GOAL:
Collect all lines from the listing that include the string "Browse".

AVAILABLE RECORDS:
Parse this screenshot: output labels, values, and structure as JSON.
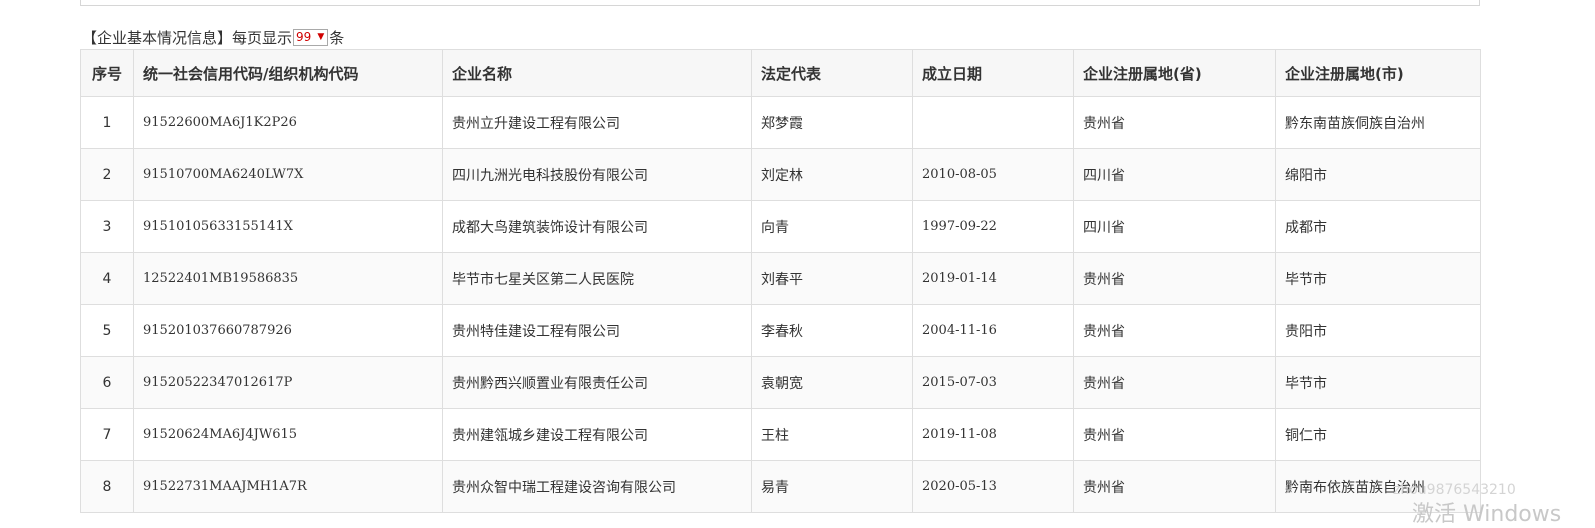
{
  "caption": {
    "title": "【企业基本情况信息】",
    "per_page_prefix": "每页显示",
    "per_page_value": "99",
    "per_page_suffix": "条"
  },
  "table": {
    "headers": [
      "序号",
      "统一社会信用代码/组织机构代码",
      "企业名称",
      "法定代表",
      "成立日期",
      "企业注册属地(省)",
      "企业注册属地(市)"
    ],
    "rows": [
      {
        "idx": "1",
        "code": "91522600MA6J1K2P26",
        "name": "贵州立升建设工程有限公司",
        "rep": "郑梦霞",
        "date": "",
        "province": "贵州省",
        "city": "黔东南苗族侗族自治州"
      },
      {
        "idx": "2",
        "code": "91510700MA6240LW7X",
        "name": "四川九洲光电科技股份有限公司",
        "rep": "刘定林",
        "date": "2010-08-05",
        "province": "四川省",
        "city": "绵阳市"
      },
      {
        "idx": "3",
        "code": "91510105633155141X",
        "name": "成都大鸟建筑装饰设计有限公司",
        "rep": "向青",
        "date": "1997-09-22",
        "province": "四川省",
        "city": "成都市"
      },
      {
        "idx": "4",
        "code": "12522401MB19586835",
        "name": "毕节市七星关区第二人民医院",
        "rep": "刘春平",
        "date": "2019-01-14",
        "province": "贵州省",
        "city": "毕节市"
      },
      {
        "idx": "5",
        "code": "915201037660787926",
        "name": "贵州特佳建设工程有限公司",
        "rep": "李春秋",
        "date": "2004-11-16",
        "province": "贵州省",
        "city": "贵阳市"
      },
      {
        "idx": "6",
        "code": "91520522347012617P",
        "name": "贵州黔西兴顺置业有限责任公司",
        "rep": "袁朝宽",
        "date": "2015-07-03",
        "province": "贵州省",
        "city": "毕节市"
      },
      {
        "idx": "7",
        "code": "91520624MA6J4JW615",
        "name": "贵州建瓴城乡建设工程有限公司",
        "rep": "王柱",
        "date": "2019-11-08",
        "province": "贵州省",
        "city": "铜仁市"
      },
      {
        "idx": "8",
        "code": "91522731MAAJMH1A7R",
        "name": "贵州众智中瑞工程建设咨询有限公司",
        "rep": "易青",
        "date": "2020-05-13",
        "province": "贵州省",
        "city": "黔南布依族苗族自治州"
      }
    ]
  },
  "watermarks": {
    "user": "zhou9876543210",
    "windows": "激活 Windows"
  }
}
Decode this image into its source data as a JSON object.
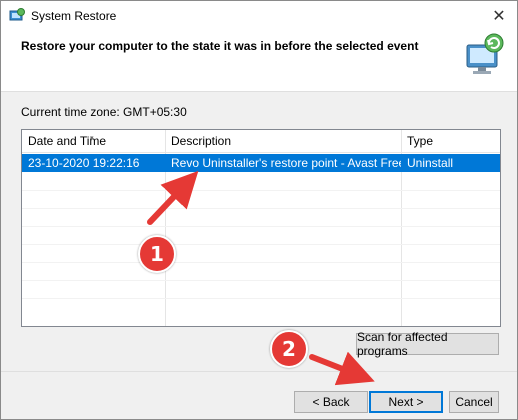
{
  "window": {
    "title": "System Restore",
    "close_glyph": "✕"
  },
  "header": {
    "heading": "Restore your computer to the state it was in before the selected event"
  },
  "timezone": {
    "label": "Current time zone: GMT+05:30"
  },
  "table": {
    "columns": [
      "Date and Time",
      "Description",
      "Type"
    ],
    "rows": [
      {
        "date": "23-10-2020 19:22:16",
        "description": "Revo Uninstaller's restore point - Avast Free Anti...",
        "type": "Uninstall"
      }
    ]
  },
  "buttons": {
    "scan": "Scan for affected programs",
    "back": "< Back",
    "next": "Next >",
    "cancel": "Cancel"
  },
  "annotations": {
    "step1": "1",
    "step2": "2"
  },
  "colors": {
    "selection": "#0078d7",
    "annotation": "#e53935"
  },
  "icons": {
    "title": "system-restore-icon",
    "header": "computer-restore-icon"
  }
}
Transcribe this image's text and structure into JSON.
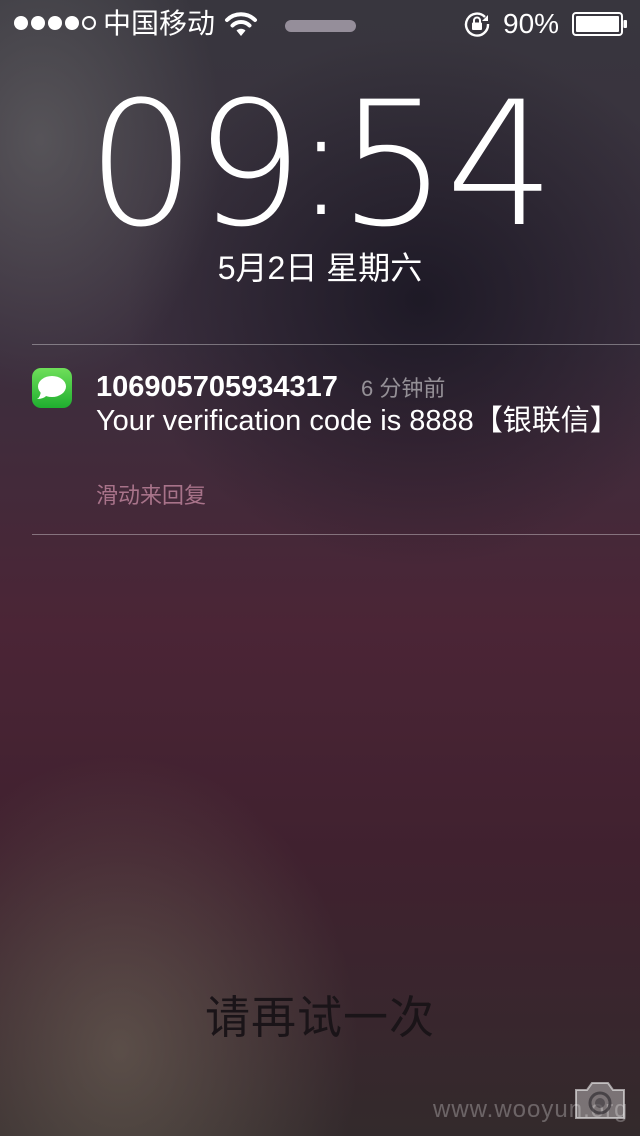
{
  "status_bar": {
    "signal_strength": 4,
    "signal_max": 5,
    "carrier": "中国移动",
    "wifi_icon": "wifi-icon",
    "rotation_lock_icon": "rotation-lock-icon",
    "battery_percent": "90%",
    "battery_icon": "battery-icon"
  },
  "lock_screen": {
    "clock_hours": "09",
    "clock_separator": ":",
    "clock_minutes": "54",
    "date": "5月2日 星期六"
  },
  "notification": {
    "app_icon": "messages-icon",
    "sender": "106905705934317",
    "time_ago": "6 分钟前",
    "body": "Your verification code is 8888【银联信】",
    "reply_hint": "滑动来回复"
  },
  "bottom": {
    "retry_text": "请再试一次",
    "watermark": "www.wooyun.org",
    "camera_icon": "camera-icon"
  },
  "colors": {
    "text": "#ffffff",
    "reply_hint": "#a8738a",
    "messages_green": "#34c749"
  }
}
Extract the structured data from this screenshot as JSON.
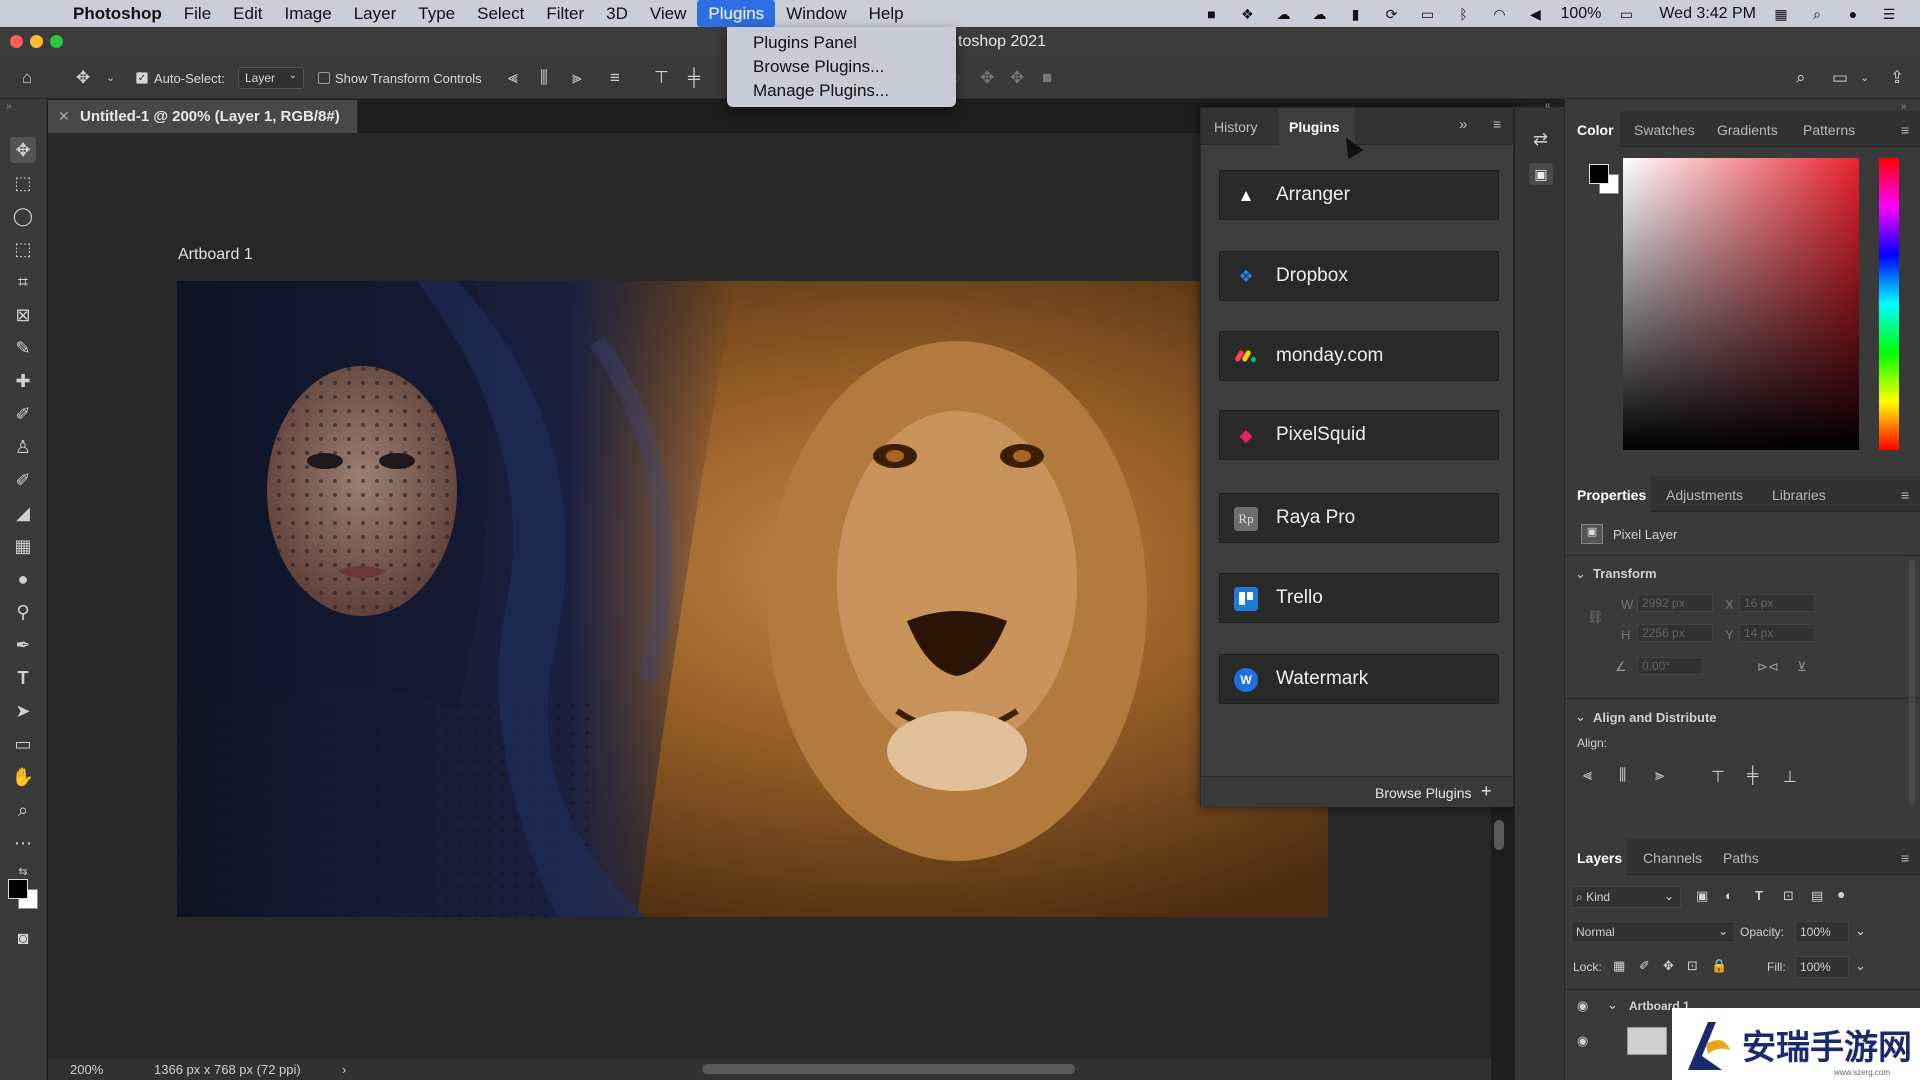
{
  "menubar": {
    "app_name": "Photoshop",
    "items": [
      "File",
      "Edit",
      "Image",
      "Layer",
      "Type",
      "Select",
      "Filter",
      "3D",
      "View",
      "Plugins",
      "Window",
      "Help"
    ],
    "battery": "100%",
    "clock": "Wed 3:42 PM"
  },
  "window": {
    "title_fragment": "toshop 2021"
  },
  "plugins_menu": {
    "items": [
      "Plugins Panel",
      "Browse Plugins...",
      "Manage Plugins..."
    ]
  },
  "options_bar": {
    "auto_select_label": "Auto-Select:",
    "auto_select_value": "Layer",
    "show_transform_label": "Show Transform Controls"
  },
  "document": {
    "tab_title": "Untitled-1 @ 200% (Layer 1, RGB/8#)",
    "artboard_label": "Artboard 1",
    "zoom": "200%",
    "doc_info": "1366 px x 768 px (72 ppi)"
  },
  "plugins_panel": {
    "tabs": [
      "History",
      "Plugins"
    ],
    "plugins": [
      {
        "name": "Arranger",
        "icon": "arranger-icon",
        "color": "#ffffff"
      },
      {
        "name": "Dropbox",
        "icon": "dropbox-icon",
        "color": "#2f7de1"
      },
      {
        "name": "monday.com",
        "icon": "monday-icon",
        "color": "#ff3d57"
      },
      {
        "name": "PixelSquid",
        "icon": "pixelsquid-icon",
        "color": "#e0245e"
      },
      {
        "name": "Raya Pro",
        "icon": "raya-pro-icon",
        "color": "#8a8a8a"
      },
      {
        "name": "Trello",
        "icon": "trello-icon",
        "color": "#1f7bd8"
      },
      {
        "name": "Watermark",
        "icon": "watermark-icon",
        "color": "#1f6fe0"
      }
    ],
    "browse_label": "Browse Plugins"
  },
  "color_panel": {
    "tabs": [
      "Color",
      "Swatches",
      "Gradients",
      "Patterns"
    ]
  },
  "properties_panel": {
    "tabs": [
      "Properties",
      "Adjustments",
      "Libraries"
    ],
    "layer_kind": "Pixel Layer",
    "transform_label": "Transform",
    "w_label": "W",
    "w_value": "2992 px",
    "x_label": "X",
    "x_value": "16 px",
    "h_label": "H",
    "h_value": "2256 px",
    "y_label": "Y",
    "y_value": "14 px",
    "angle_value": "0.00°",
    "align_label": "Align and Distribute",
    "align_sub": "Align:"
  },
  "layers_panel": {
    "tabs": [
      "Layers",
      "Channels",
      "Paths"
    ],
    "filter_kind": "Kind",
    "blend_mode": "Normal",
    "opacity_label": "Opacity:",
    "opacity_value": "100%",
    "lock_label": "Lock:",
    "fill_label": "Fill:",
    "fill_value": "100%",
    "layers": [
      "Artboard 1"
    ]
  },
  "watermark": {
    "text": "安瑞手游网",
    "url": "www.szerg.com"
  }
}
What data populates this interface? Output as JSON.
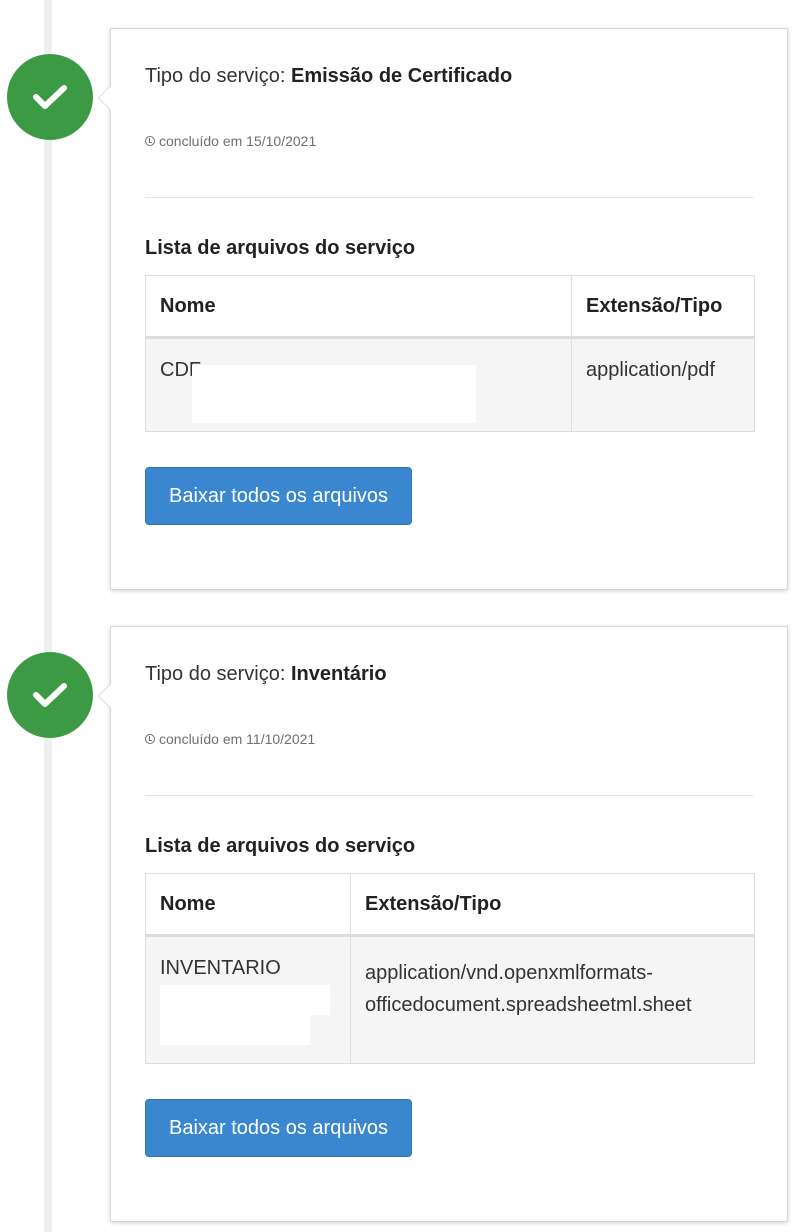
{
  "services": [
    {
      "type_label": "Tipo do serviço: ",
      "type_value": "Emissão de Certificado",
      "completed_text": "concluído em 15/10/2021",
      "files_heading": "Lista de arquivos do serviço",
      "table": {
        "headers": [
          "Nome",
          "Extensão/Tipo"
        ],
        "rows": [
          {
            "name": "CDF",
            "type": "application/pdf"
          }
        ]
      },
      "download_label": "Baixar todos os arquivos"
    },
    {
      "type_label": "Tipo do serviço: ",
      "type_value": "Inventário",
      "completed_text": "concluído em 11/10/2021",
      "files_heading": "Lista de arquivos do serviço",
      "table": {
        "headers": [
          "Nome",
          "Extensão/Tipo"
        ],
        "rows": [
          {
            "name": "INVENTARIO",
            "type": "application/vnd.openxmlformats-officedocument.spreadsheetml.sheet"
          }
        ]
      },
      "download_label": "Baixar todos os arquivos"
    }
  ],
  "colors": {
    "badge": "#3d9a44",
    "button": "#3a87cf"
  },
  "icons": [
    "check-icon",
    "clock-icon"
  ]
}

RESULT OF THE TASK:
      "Browse Plugins...",
    "browse_label": "Browse Plugins"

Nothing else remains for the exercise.